• Written exercise: Rewrite the lines below, substituting "closed-bar" for every "sold-bar" and leaving everything else unchanged.

• Extracted data:
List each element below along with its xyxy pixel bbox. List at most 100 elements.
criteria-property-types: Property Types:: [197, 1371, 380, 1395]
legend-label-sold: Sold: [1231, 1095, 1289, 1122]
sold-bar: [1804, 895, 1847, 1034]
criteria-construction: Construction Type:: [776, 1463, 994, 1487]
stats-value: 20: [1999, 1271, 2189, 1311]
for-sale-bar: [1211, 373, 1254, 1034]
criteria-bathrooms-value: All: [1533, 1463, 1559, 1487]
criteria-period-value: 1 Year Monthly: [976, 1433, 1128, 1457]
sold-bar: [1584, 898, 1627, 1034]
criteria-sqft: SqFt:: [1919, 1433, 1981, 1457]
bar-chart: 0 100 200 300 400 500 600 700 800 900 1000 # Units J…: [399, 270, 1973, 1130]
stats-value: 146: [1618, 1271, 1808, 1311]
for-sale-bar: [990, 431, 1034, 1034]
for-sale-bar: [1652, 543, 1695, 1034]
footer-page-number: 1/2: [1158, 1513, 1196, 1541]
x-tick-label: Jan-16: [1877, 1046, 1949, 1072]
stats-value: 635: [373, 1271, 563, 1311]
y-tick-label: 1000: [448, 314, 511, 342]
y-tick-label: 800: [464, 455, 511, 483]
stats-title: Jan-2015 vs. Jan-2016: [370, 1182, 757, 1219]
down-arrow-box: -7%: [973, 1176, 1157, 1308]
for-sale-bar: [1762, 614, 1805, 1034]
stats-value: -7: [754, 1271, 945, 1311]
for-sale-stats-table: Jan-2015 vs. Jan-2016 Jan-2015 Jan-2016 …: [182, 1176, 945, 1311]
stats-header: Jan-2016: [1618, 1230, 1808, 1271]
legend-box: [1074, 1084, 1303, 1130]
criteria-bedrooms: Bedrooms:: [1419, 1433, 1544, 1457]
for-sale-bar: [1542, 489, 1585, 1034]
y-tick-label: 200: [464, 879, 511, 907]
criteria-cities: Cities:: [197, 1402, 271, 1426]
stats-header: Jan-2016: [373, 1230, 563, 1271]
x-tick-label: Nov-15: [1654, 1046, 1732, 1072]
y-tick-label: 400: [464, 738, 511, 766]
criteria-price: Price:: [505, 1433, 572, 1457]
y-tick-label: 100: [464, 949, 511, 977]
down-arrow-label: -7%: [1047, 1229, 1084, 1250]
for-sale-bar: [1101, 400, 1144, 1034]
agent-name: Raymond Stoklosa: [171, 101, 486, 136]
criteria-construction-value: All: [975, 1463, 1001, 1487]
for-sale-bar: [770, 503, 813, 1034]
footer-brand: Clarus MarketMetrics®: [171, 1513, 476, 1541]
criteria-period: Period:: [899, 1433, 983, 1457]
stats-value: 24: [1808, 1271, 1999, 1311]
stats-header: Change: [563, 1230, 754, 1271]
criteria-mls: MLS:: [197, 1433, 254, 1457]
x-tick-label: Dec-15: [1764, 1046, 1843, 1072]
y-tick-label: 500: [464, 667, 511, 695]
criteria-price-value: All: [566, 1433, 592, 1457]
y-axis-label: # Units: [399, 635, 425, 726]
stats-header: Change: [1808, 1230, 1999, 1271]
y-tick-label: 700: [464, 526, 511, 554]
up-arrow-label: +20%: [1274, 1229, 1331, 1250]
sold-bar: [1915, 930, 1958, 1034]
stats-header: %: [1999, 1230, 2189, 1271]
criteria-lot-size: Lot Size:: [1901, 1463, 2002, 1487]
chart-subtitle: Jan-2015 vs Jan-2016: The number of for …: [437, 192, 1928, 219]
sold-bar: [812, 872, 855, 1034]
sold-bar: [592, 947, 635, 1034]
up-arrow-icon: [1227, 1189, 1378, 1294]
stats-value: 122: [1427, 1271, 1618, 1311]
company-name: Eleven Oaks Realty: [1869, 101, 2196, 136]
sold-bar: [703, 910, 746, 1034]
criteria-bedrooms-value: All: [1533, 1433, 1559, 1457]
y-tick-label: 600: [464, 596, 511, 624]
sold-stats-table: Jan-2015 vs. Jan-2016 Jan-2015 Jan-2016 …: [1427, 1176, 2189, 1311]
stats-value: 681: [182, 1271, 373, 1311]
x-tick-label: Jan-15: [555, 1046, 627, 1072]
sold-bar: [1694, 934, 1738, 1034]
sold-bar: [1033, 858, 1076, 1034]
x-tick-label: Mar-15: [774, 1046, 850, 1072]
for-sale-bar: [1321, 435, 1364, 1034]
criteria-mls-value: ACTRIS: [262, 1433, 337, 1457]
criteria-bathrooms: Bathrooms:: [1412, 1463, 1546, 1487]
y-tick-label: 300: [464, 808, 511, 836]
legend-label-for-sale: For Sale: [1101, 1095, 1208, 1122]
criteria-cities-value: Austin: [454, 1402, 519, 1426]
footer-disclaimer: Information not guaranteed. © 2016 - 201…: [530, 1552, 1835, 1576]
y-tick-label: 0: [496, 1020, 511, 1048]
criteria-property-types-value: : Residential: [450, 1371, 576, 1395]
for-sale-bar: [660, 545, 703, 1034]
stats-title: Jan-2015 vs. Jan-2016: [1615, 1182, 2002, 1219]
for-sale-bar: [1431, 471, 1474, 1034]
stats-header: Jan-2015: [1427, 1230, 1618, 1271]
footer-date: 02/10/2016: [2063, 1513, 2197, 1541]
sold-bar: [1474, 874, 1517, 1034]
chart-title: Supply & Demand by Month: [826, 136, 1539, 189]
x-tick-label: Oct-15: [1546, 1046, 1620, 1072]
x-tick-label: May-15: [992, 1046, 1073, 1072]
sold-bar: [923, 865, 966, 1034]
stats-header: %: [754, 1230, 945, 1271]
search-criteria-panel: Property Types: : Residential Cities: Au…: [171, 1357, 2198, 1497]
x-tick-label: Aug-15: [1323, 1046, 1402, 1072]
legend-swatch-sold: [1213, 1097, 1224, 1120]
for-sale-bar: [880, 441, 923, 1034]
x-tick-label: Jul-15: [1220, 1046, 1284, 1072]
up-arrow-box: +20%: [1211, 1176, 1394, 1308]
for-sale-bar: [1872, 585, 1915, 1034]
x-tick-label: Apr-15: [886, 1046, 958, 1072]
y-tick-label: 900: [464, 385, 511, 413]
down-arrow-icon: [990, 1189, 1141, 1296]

• Result of this exercise:
List each element below along with its xyxy pixel bbox. List at most 100 elements.
criteria-property-types: Property Types:: [197, 1371, 380, 1395]
legend-label-sold: Sold: [1231, 1095, 1289, 1122]
closed-bar: [1804, 895, 1847, 1034]
criteria-construction: Construction Type:: [776, 1463, 994, 1487]
stats-value: 20: [1999, 1271, 2189, 1311]
for-sale-bar: [1211, 373, 1254, 1034]
criteria-bathrooms-value: All: [1533, 1463, 1559, 1487]
criteria-period-value: 1 Year Monthly: [976, 1433, 1128, 1457]
closed-bar: [1584, 898, 1627, 1034]
criteria-sqft: SqFt:: [1919, 1433, 1981, 1457]
bar-chart: 0 100 200 300 400 500 600 700 800 900 1000 # Units J…: [399, 270, 1973, 1130]
stats-value: 146: [1618, 1271, 1808, 1311]
for-sale-bar: [990, 431, 1034, 1034]
for-sale-bar: [1652, 543, 1695, 1034]
footer-page-number: 1/2: [1158, 1513, 1196, 1541]
x-tick-label: Jan-16: [1877, 1046, 1949, 1072]
stats-value: 635: [373, 1271, 563, 1311]
y-tick-label: 1000: [448, 314, 511, 342]
y-tick-label: 800: [464, 455, 511, 483]
stats-title: Jan-2015 vs. Jan-2016: [370, 1182, 757, 1219]
down-arrow-box: -7%: [973, 1176, 1157, 1308]
for-sale-bar: [1762, 614, 1805, 1034]
stats-value: -7: [754, 1271, 945, 1311]
for-sale-stats-table: Jan-2015 vs. Jan-2016 Jan-2015 Jan-2016 …: [182, 1176, 945, 1311]
stats-header: Jan-2016: [1618, 1230, 1808, 1271]
legend-box: [1074, 1084, 1303, 1130]
criteria-bedrooms: Bedrooms:: [1419, 1433, 1544, 1457]
for-sale-bar: [1542, 489, 1585, 1034]
y-tick-label: 200: [464, 879, 511, 907]
criteria-cities: Cities:: [197, 1402, 271, 1426]
stats-header: Jan-2016: [373, 1230, 563, 1271]
x-tick-label: Nov-15: [1654, 1046, 1732, 1072]
y-tick-label: 400: [464, 738, 511, 766]
criteria-price: Price:: [505, 1433, 572, 1457]
y-tick-label: 100: [464, 949, 511, 977]
down-arrow-label: -7%: [1047, 1229, 1084, 1250]
for-sale-bar: [1101, 400, 1144, 1034]
agent-name: Raymond Stoklosa: [171, 101, 486, 136]
criteria-construction-value: All: [975, 1463, 1001, 1487]
for-sale-bar: [770, 503, 813, 1034]
footer-brand: Clarus MarketMetrics®: [171, 1513, 476, 1541]
criteria-period: Period:: [899, 1433, 983, 1457]
stats-value: 24: [1808, 1271, 1999, 1311]
stats-header: Change: [563, 1230, 754, 1271]
criteria-mls: MLS:: [197, 1433, 254, 1457]
x-tick-label: Dec-15: [1764, 1046, 1843, 1072]
y-tick-label: 500: [464, 667, 511, 695]
criteria-price-value: All: [566, 1433, 592, 1457]
y-axis-label: # Units: [399, 635, 425, 726]
stats-header: Change: [1808, 1230, 1999, 1271]
y-tick-label: 700: [464, 526, 511, 554]
up-arrow-label: +20%: [1274, 1229, 1331, 1250]
closed-bar: [1915, 930, 1958, 1034]
stats-header: %: [1999, 1230, 2189, 1271]
criteria-lot-size: Lot Size:: [1901, 1463, 2002, 1487]
chart-subtitle: Jan-2015 vs Jan-2016: The number of for …: [437, 192, 1928, 219]
closed-bar: [812, 872, 855, 1034]
closed-bar: [592, 947, 635, 1034]
up-arrow-icon: [1227, 1189, 1378, 1294]
stats-value: 122: [1427, 1271, 1618, 1311]
company-name: Eleven Oaks Realty: [1869, 101, 2196, 136]
closed-bar: [703, 910, 746, 1034]
criteria-bedrooms-value: All: [1533, 1433, 1559, 1457]
y-tick-label: 600: [464, 596, 511, 624]
sold-stats-table: Jan-2015 vs. Jan-2016 Jan-2015 Jan-2016 …: [1427, 1176, 2189, 1311]
stats-value: 681: [182, 1271, 373, 1311]
x-tick-label: Jan-15: [555, 1046, 627, 1072]
closed-bar: [1694, 934, 1738, 1034]
closed-bar: [1033, 858, 1076, 1034]
x-tick-label: Mar-15: [774, 1046, 850, 1072]
for-sale-bar: [1321, 435, 1364, 1034]
criteria-mls-value: ACTRIS: [262, 1433, 337, 1457]
criteria-bathrooms: Bathrooms:: [1412, 1463, 1546, 1487]
y-tick-label: 300: [464, 808, 511, 836]
legend-label-for-sale: For Sale: [1101, 1095, 1208, 1122]
criteria-cities-value: Austin: [454, 1402, 519, 1426]
footer-disclaimer: Information not guaranteed. © 2016 - 201…: [530, 1552, 1835, 1576]
y-tick-label: 0: [496, 1020, 511, 1048]
criteria-property-types-value: : Residential: [450, 1371, 576, 1395]
for-sale-bar: [660, 545, 703, 1034]
stats-title: Jan-2015 vs. Jan-2016: [1615, 1182, 2002, 1219]
for-sale-bar: [1431, 471, 1474, 1034]
stats-header: Jan-2015: [1427, 1230, 1618, 1271]
footer-date: 02/10/2016: [2063, 1513, 2197, 1541]
closed-bar: [1474, 874, 1517, 1034]
chart-title: Supply & Demand by Month: [826, 136, 1539, 189]
x-tick-label: Oct-15: [1546, 1046, 1620, 1072]
x-tick-label: May-15: [992, 1046, 1073, 1072]
closed-bar: [923, 865, 966, 1034]
stats-header: %: [754, 1230, 945, 1271]
search-criteria-panel: Property Types: : Residential Cities: Au…: [171, 1357, 2198, 1497]
x-tick-label: Aug-15: [1323, 1046, 1402, 1072]
legend-swatch-sold: [1213, 1097, 1224, 1120]
for-sale-bar: [880, 441, 923, 1034]
x-tick-label: Jul-15: [1220, 1046, 1284, 1072]
up-arrow-box: +20%: [1211, 1176, 1394, 1308]
for-sale-bar: [1872, 585, 1915, 1034]
x-tick-label: Apr-15: [886, 1046, 958, 1072]
y-tick-label: 900: [464, 385, 511, 413]
down-arrow-icon: [990, 1189, 1141, 1296]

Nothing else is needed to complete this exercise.